• Exercise description
Where a line holds the word "хозяйства", copy that line.

• Lines of data

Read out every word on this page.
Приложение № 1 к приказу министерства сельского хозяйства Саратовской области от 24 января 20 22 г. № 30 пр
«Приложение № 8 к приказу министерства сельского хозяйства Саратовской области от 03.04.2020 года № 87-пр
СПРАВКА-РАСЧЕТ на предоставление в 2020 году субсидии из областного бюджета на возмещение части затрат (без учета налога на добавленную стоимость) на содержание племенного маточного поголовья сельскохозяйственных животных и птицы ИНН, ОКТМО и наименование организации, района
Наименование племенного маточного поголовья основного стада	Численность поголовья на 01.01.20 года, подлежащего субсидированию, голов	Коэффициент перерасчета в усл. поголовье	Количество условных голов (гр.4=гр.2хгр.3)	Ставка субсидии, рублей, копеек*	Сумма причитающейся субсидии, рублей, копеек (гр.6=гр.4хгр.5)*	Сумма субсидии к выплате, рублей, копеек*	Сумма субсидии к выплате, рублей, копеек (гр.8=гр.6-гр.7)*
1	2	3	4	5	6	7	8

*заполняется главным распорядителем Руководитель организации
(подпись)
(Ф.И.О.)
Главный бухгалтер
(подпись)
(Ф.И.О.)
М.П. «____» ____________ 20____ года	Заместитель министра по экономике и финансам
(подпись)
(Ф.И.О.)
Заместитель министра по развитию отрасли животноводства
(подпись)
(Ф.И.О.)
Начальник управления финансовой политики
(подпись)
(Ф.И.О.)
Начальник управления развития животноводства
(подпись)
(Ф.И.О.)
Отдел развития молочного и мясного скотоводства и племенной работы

• Correct result
Приложение № 1 к приказу министерства сельского хозяйства Саратовской области от 24 января 20 22 г. № 30 пр
«Приложение № 8 к приказу министерства сельского хозяйства Саратовской области от 03.04.2020 года № 87-пр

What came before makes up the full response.